STATED GOAL >>
Exactly repeat the line that contains "OCR this image.", then every line after it up to and including the final line.

Dataset items
_ _ _ _ _

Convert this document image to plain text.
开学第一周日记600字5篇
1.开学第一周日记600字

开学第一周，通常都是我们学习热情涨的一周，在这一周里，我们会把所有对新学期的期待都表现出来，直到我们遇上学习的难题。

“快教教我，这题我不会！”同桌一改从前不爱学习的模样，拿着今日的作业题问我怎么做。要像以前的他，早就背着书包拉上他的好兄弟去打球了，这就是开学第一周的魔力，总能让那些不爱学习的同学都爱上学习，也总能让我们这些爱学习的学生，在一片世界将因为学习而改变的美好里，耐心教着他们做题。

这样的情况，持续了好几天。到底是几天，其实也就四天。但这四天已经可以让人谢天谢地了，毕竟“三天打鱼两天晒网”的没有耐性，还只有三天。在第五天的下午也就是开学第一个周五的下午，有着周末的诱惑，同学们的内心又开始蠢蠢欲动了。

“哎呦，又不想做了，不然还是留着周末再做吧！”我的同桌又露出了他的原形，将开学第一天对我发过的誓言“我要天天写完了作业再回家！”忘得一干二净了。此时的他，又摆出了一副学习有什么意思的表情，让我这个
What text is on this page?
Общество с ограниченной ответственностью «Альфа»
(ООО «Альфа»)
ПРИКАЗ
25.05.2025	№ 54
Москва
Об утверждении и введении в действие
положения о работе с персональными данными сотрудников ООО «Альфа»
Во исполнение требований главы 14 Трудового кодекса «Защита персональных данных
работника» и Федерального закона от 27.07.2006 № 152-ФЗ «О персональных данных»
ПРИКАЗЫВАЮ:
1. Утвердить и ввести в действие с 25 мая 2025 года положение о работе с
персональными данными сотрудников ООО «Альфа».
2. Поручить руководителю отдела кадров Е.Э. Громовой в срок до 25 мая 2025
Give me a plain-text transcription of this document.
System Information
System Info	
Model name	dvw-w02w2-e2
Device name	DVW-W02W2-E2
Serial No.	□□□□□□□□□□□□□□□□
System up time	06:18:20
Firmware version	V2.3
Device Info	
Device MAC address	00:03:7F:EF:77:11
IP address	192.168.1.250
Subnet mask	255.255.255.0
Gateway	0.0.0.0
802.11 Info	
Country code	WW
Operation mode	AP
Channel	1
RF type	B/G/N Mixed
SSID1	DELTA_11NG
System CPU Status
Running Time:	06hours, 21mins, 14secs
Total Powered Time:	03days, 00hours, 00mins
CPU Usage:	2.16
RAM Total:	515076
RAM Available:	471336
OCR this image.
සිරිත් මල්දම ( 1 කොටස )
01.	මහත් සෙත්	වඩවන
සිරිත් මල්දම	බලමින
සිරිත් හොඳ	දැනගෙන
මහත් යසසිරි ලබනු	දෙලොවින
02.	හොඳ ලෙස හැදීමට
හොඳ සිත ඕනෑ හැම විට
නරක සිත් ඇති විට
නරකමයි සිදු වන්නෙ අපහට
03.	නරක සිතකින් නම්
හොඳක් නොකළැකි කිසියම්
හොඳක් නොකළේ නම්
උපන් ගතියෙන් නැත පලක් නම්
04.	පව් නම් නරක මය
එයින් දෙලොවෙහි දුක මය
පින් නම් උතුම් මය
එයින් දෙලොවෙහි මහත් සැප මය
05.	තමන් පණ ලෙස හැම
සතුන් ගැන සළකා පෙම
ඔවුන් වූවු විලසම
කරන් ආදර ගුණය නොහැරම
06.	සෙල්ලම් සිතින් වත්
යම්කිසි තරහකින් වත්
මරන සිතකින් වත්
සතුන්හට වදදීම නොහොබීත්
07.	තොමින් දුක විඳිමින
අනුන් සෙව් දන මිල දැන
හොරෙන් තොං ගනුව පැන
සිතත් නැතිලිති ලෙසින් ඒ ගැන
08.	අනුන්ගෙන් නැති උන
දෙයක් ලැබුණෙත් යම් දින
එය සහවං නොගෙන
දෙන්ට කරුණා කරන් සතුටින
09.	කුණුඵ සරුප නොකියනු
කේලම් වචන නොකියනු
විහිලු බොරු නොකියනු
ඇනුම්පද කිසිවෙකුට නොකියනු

_ _ _ _ _

RESULT OF THE EXERCISE >>
OCR this image.
සිරිත් මල්දම ( 1 කොටස )
01.	මහත් සෙත්	වඩවන
සිරිත් මල්දම	බලමින
සිරිත් හොඳ	දැනගෙන
මහත් යසසිරි ලබනු	දෙලොවින
02.	හොඳ ලෙස හැදීමට
හොඳ සිත ඕනෑ හැම විට
නරක සිත් ඇති විට
නරකමයි සිදු වන්නෙ අපහට
03.	නරක සිතකින් නම්
හොඳක් නොකළැකි කිසියම්
හොඳක් නොකළේ නම්
උපන් ගතියෙන් නැත පලක් නම්
04.	පව් නම් නරක මය
එයින් දෙලොවෙහි දුක මය
පින් නම් උතුම් මය
එයින් දෙලොවෙහි මහත් සැප මය
05.	තමන් පණ ලෙස හැම
සතුන් ගැන සළකා පෙම
ඔවුන් වූවු විලසම
කරන් ආදර ගුණය නොහැරම
06.	සෙල්ලම් සිතින් වත්
යම්කිසි තරහකින් වත්
මරන සිතකින් වත්
සතුන්හට වදදීම නොහොබීත්
07.	තොමින් දුක විඳිමින
අනුන් සෙව් දන මිල දැන
හොරෙන් තොං ගනුව පැන
සිතත් නැතිලිති ලෙසින් ඒ ගැන
08.	අනුන්ගෙන් නැති උන
දෙයක් ලැබුණෙත් යම් දින
එය සහවං නොගෙන
දෙන්ට කරුණා කරන් සතුටින
09.	කුණුඵ සරුප නොකියනු
කේලම් වචන නොකියනු
විහිලු බොරු නොකියනු
ඇනුම්පද කිසිවෙකුට නොකියනු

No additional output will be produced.